High Sheriff of Devon
- In office 1749 1755

Mayor of Plymouth
- In office 1728-1729 1743–1744

Member of Parliament for Plymouth
- In office 1739–1740

Personal details
- Born: 31 August 1708 England
- Died: 20 December 1773 (aged 65) Blachford, Devon, England
- Spouse: Hannah Trefusis ​(m. 1742)​
- Parent: John Rogers (father);
- Relatives: John Rogers (grandfather)
- Education: New College, Oxford

= Sir John Rogers, 3rd Baronet =

British lawyer and politician

Sir John Rogers, 3rd Baronet (31 August 1708 – 20 December 1773) was a British lawyer and politician.

==Early life==
Baptised in Cornwood, he was the oldest son of Sir John Rogers, 2nd Baronet and his wife Mary Henley, daughter of Sir Robert Henley. Rogers was educated at New College, Oxford, where he matriculated in 1724 and graduated with a Bachelor of Arts two years later. He was then Mayor of Plymouth for 1728-29 and 1743–44 and Recorder of Plymouth (in 1744?). In 1744, he succeeded his father as baronet.

==Career==
Rogers entered the British House of Commons as member of parliament (MP) for Plymouth in 1739, representing the constituency until the next year, when he was unseated. He served as colonel of the South Devon Militia and was High Sheriff of Devon in 1749 and in 1755.

Set problem A » Lay out as a numbered list the lines of the records from the line with "ytick-label: 109800 xyxy=(965,582,1063,615)" up to and including the line with "toolbar-item: 15分 xyxy=(150,47,216,82)", skipping any blank lines.

Extracted entries »
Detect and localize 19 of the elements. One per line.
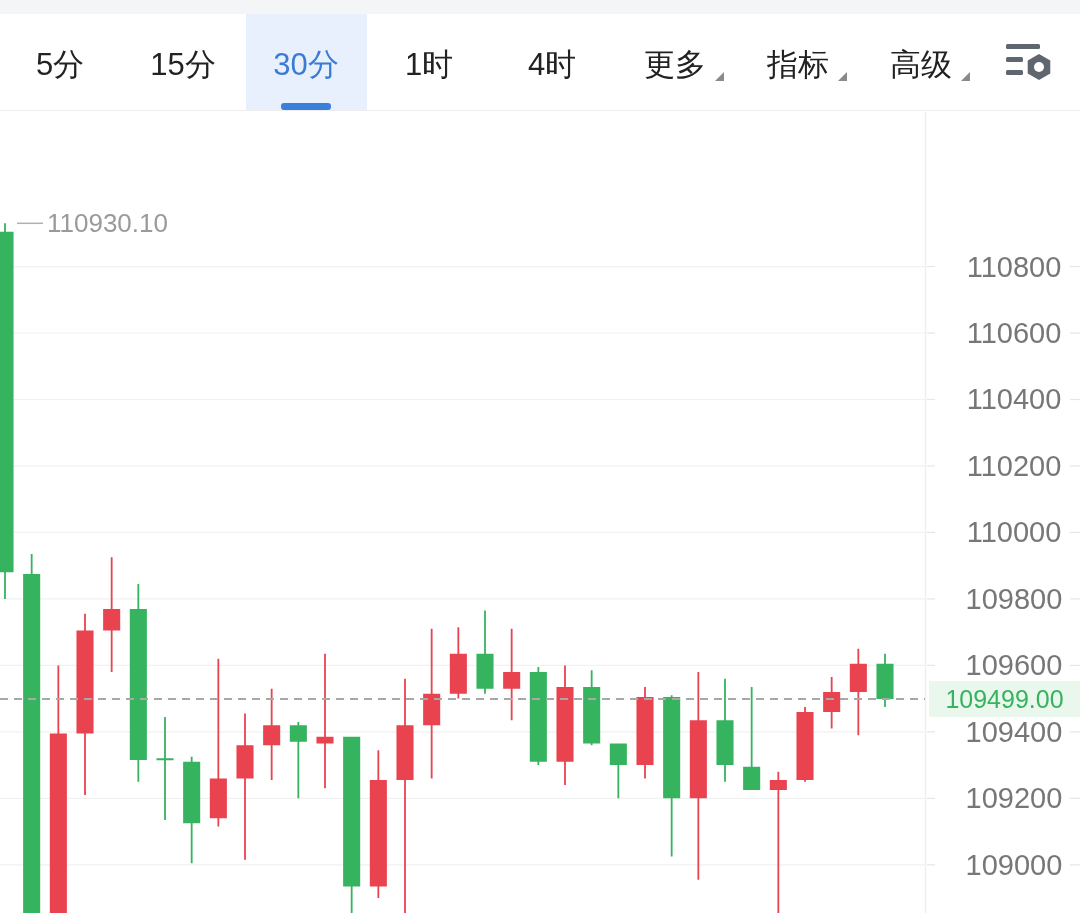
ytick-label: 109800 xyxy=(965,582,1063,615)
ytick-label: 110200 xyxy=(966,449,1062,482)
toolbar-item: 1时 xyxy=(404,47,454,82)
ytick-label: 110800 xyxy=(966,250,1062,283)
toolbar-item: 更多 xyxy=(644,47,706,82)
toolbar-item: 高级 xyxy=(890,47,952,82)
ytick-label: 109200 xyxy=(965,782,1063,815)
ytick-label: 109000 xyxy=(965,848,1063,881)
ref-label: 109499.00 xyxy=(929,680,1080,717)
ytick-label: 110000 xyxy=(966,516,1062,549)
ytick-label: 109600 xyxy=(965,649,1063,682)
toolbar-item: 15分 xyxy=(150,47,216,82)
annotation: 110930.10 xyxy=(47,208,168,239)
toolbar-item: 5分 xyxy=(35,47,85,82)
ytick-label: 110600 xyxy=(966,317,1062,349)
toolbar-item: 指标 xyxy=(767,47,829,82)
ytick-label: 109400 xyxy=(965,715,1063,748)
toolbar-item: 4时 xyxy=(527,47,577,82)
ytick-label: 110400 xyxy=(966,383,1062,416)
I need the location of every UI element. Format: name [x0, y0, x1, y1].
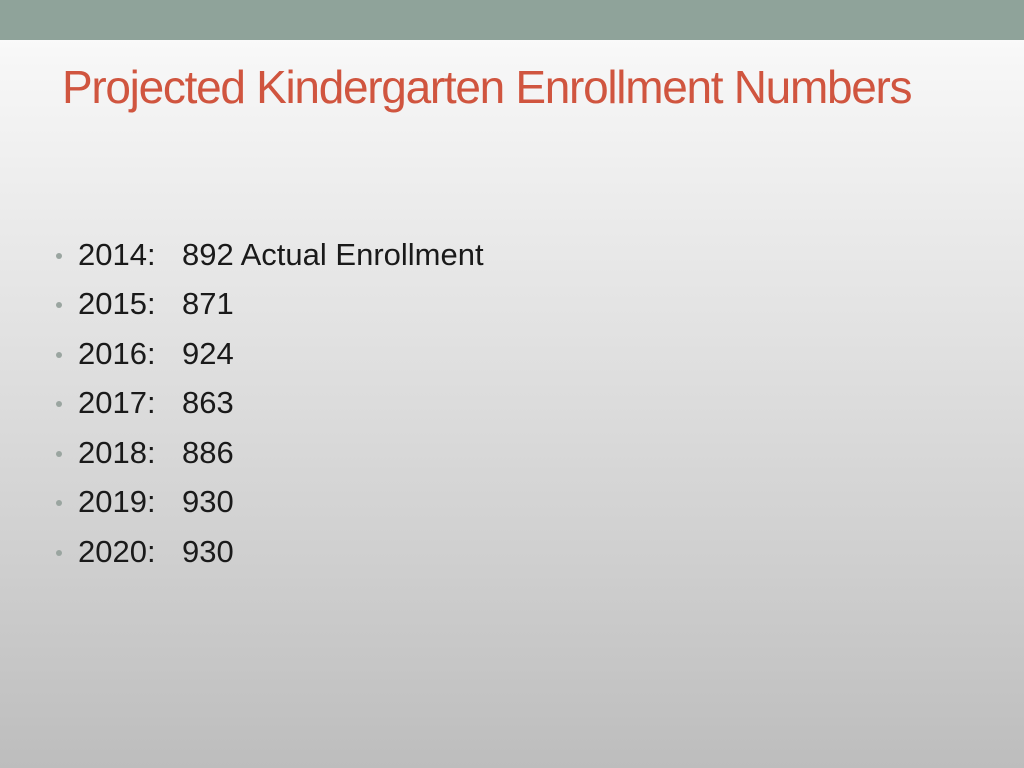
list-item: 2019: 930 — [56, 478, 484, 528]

Set problem B » In the biography of Sir John Rogers, 3rd Baronet, where was he baptised?

Exercise answer A »
1. ytick-label: 109800 xyxy=(965,582,1063,615)
2. ytick-label: 110200 xyxy=(966,449,1062,482)
3. toolbar-item: 1时 xyxy=(404,47,454,82)
4. ytick-label: 110800 xyxy=(966,250,1062,283)
5. toolbar-item: 更多 xyxy=(644,47,706,82)
6. toolbar-item: 高级 xyxy=(890,47,952,82)
7. ytick-label: 109200 xyxy=(965,782,1063,815)
8. ytick-label: 109000 xyxy=(965,848,1063,881)
9. ref-label: 109499.00 xyxy=(929,680,1080,717)
10. ytick-label: 110000 xyxy=(966,516,1062,549)
11. ytick-label: 109600 xyxy=(965,649,1063,682)
12. toolbar-item: 15分 xyxy=(150,47,216,82)

Exercise answer B » Cornwood